-------- Extrait de page --------
Écrit par Yann-Yves Biffe.

Le web 2.0 ouvre la parole, permet l’échange horizontal, donne corps à l’idéal du dialogue citoyen. Enfin, techniquement. Pas seulement parce que vos élus seraient frileux à libérer la parole. Non, juste parce que l’homme est sociologiquement calibré pour que seulement 10% des internautes prennent la parole en ligne. C’est la loi de la « participation inégale en ligne ». Et Facebook, ce forum permanent, ne l’a pas remise en cause.


Ca donne à relativiser la faible participation en ligne

Les internautes veulent parler, ils veulent qu’on leur donne la parole. Quoi de plus normal dans cet internet qui prône la discussion paritaire, le renversement des rapports du vertical à l’horizontal. La technique est au point, rien de plus simple aujourd’hui que de s’exprimer en ligne et Facebook n’est finalement que le paroxysme de cette fenêtre ouverte en permanence à la discussion. Nos collectivités y sont d’autant plus sensibles qu’on peut y voir une réponse à l’aspiration globale à la démocratie participative. Cette perception se retrouve d’ailleurs dans les chiffres. Par exemple, dans le sondage réalisé par Harris Interactive en avril dernier pour le Conseil général des Ardennes, 73% des internautes du département souhaiteraient que le site du Conseil général leur permette de commenter les articles publiés. Ce n’est pas un cas isolé, les administrés de toutes les collectivités exprimeraient peu ou prou la même envie où qu’ils soient. Pourtant, les collectivités qui ont réussi à convaincre, avec ce type de chiffres, leurs élus de libérer la parole (éventuellement avec quelques garde-fous), ont souvent eu la désagréable surprise de voir que… très peu participent.
-------- Données affichées --------
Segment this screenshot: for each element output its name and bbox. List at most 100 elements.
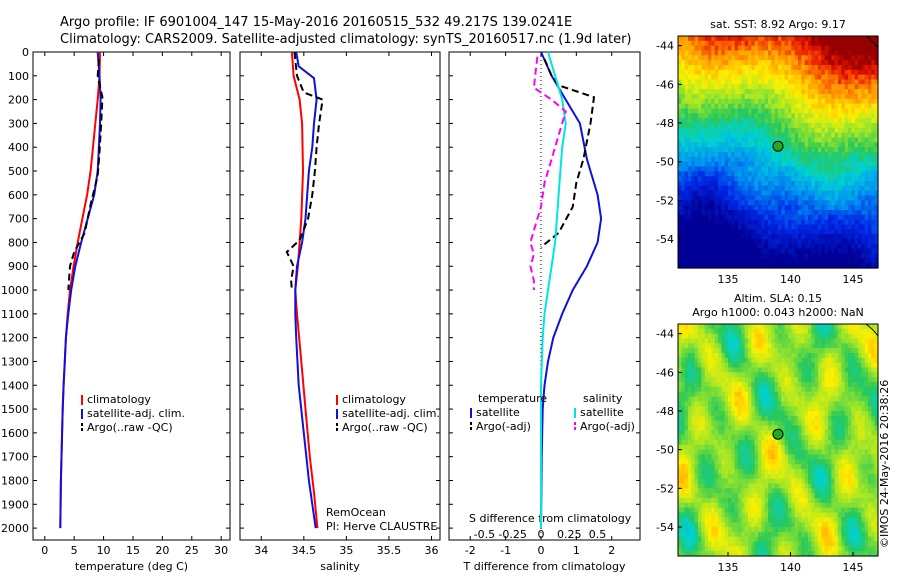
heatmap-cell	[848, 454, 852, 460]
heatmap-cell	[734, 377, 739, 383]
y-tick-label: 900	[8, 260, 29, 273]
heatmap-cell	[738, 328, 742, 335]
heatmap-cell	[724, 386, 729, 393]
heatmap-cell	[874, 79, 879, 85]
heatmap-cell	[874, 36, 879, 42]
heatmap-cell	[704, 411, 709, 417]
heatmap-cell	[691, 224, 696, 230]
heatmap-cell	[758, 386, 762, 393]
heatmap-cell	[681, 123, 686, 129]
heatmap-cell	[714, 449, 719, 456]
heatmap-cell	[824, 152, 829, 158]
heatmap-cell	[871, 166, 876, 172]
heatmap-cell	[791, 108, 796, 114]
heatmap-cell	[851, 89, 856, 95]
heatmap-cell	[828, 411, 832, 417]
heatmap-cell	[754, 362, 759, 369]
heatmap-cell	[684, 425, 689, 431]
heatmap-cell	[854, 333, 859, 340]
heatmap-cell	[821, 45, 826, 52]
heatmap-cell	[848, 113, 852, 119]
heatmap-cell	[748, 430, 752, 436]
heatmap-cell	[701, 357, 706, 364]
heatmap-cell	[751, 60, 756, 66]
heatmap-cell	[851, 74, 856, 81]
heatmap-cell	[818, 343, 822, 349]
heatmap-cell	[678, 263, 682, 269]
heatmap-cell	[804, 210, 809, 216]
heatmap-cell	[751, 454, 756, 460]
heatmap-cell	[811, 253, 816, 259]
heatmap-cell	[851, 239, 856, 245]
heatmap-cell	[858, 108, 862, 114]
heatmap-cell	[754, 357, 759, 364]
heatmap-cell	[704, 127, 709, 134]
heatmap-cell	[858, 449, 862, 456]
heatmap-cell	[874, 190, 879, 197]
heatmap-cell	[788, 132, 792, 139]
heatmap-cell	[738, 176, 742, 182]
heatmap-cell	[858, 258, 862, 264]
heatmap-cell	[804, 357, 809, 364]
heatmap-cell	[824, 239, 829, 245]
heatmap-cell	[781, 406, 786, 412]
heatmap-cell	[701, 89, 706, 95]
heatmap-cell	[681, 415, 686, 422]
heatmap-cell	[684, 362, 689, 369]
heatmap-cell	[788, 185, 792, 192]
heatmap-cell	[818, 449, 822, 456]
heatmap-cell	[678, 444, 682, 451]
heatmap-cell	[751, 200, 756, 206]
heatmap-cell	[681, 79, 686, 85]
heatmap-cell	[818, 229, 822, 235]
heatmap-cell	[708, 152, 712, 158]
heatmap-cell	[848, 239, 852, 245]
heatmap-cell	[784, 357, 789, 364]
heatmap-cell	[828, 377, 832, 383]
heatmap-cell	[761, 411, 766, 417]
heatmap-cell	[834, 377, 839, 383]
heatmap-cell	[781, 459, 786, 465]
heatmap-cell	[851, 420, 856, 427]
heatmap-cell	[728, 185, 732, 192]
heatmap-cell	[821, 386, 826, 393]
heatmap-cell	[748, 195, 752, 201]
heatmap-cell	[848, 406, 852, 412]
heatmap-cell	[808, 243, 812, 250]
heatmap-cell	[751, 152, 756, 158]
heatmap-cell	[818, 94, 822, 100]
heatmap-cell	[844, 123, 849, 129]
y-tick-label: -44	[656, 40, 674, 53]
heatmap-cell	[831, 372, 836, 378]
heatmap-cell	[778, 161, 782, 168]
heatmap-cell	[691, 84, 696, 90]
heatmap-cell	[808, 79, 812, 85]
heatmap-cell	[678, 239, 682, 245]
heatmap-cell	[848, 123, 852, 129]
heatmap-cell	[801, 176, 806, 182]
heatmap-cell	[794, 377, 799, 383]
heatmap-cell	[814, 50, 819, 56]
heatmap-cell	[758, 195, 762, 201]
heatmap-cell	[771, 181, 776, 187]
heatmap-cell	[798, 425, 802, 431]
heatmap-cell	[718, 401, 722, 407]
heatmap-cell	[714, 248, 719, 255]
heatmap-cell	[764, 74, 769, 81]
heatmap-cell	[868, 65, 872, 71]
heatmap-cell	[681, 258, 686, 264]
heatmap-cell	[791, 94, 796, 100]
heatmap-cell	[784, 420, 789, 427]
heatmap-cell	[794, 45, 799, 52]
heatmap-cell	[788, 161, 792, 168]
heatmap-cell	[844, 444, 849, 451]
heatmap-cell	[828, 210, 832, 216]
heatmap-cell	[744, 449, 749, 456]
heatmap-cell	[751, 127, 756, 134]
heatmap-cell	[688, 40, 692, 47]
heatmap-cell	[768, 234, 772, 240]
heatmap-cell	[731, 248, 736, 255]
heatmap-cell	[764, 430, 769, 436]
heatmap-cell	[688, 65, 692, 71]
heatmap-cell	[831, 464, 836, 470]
--------
-------- Données affichées --------
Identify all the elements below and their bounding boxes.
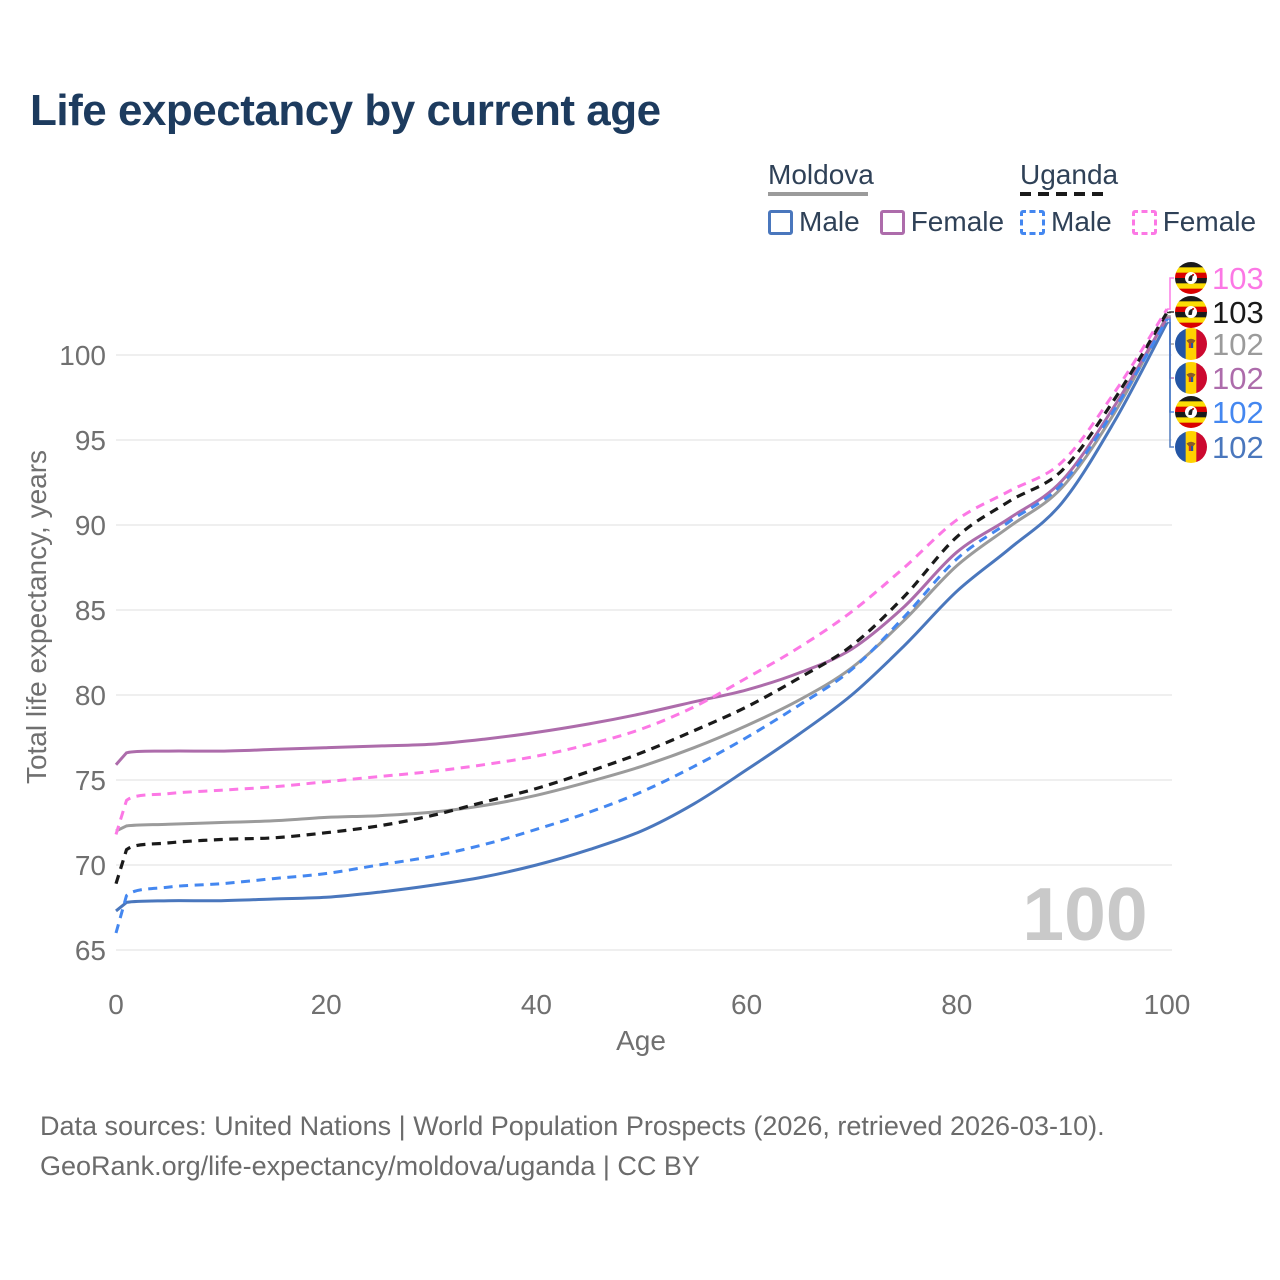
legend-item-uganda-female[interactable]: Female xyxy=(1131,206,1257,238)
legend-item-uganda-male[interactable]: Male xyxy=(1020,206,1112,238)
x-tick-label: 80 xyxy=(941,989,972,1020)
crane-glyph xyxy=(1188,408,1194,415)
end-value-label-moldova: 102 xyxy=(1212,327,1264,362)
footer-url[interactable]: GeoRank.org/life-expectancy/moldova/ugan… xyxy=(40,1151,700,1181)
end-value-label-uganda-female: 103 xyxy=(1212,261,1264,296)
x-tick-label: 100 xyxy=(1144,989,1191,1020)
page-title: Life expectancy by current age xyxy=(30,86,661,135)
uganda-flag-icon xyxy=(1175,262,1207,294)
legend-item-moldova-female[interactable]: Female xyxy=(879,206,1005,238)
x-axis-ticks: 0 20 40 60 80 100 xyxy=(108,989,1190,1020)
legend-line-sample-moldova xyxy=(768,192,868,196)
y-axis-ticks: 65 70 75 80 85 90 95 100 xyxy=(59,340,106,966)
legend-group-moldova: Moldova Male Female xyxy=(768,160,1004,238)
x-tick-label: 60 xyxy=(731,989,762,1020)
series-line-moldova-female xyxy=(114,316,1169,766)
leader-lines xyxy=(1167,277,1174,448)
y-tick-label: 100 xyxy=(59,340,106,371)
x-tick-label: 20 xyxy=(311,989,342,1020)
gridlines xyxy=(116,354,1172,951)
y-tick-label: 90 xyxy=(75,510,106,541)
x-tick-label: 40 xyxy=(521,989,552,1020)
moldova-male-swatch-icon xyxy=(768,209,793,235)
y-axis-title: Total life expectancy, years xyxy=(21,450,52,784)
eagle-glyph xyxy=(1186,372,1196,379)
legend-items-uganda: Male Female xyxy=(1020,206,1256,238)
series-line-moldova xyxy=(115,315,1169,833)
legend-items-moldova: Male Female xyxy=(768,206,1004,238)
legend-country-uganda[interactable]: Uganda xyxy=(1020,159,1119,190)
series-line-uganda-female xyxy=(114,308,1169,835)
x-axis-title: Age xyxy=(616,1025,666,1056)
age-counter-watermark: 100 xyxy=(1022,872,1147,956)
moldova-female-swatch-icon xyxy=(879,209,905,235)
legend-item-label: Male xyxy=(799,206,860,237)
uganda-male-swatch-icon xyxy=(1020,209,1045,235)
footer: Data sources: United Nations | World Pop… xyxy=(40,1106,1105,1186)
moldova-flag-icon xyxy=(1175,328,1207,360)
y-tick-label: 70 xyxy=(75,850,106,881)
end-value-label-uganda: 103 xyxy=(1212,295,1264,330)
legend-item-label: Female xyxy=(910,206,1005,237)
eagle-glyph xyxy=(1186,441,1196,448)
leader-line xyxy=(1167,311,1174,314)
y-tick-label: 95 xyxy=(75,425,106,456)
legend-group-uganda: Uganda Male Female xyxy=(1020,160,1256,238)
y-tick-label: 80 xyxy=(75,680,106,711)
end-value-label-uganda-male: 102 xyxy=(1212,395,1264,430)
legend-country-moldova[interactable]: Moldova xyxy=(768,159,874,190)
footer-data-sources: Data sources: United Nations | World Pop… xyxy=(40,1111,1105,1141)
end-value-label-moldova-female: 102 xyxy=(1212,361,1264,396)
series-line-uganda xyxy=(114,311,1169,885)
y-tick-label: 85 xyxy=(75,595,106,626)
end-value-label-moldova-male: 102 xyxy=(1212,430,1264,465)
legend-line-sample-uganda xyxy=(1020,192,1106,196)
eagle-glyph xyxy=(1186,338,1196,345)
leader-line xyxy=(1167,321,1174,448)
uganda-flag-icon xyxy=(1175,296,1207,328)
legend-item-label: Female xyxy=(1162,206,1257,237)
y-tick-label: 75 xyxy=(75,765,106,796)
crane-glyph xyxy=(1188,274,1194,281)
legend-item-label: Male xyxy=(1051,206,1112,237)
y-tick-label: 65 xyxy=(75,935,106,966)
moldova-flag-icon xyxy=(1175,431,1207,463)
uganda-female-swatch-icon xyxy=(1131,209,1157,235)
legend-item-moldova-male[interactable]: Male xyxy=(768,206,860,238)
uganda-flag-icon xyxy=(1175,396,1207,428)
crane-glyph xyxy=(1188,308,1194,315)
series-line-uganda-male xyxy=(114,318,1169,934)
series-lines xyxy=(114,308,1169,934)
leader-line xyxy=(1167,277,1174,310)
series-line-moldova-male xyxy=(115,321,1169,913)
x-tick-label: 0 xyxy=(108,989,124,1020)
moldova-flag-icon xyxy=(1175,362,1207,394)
--------
- Consignes
1) Recopiez le passage de l'extrait sur la participation en ligne qui va de « Écrit par Yann-Yves » à « remise en cause. ».
2) D'après l'extrait sur la participation en ligne, quelle part des internautes des Ardennes souhaiterait pouvoir commenter les articles du site du Conseil général, selon le sondage Harris Interactive ?

- Réponses
1)
Écrit par Yann-Yves Biffe.

Le web 2.0 ouvre la parole, permet l’échange horizontal, donne corps à l’idéal du dialogue citoyen. Enfin, techniquement. Pas seulement parce que vos élus seraient frileux à libérer la parole. Non, juste parce que l’homme est sociologiquement calibré pour que seulement 10% des internautes prennent la parole en ligne. C’est la loi de la « participation inégale en ligne ». Et Facebook, ce forum permanent, ne l’a pas remise en cause.

2) 73 % des internautes du département.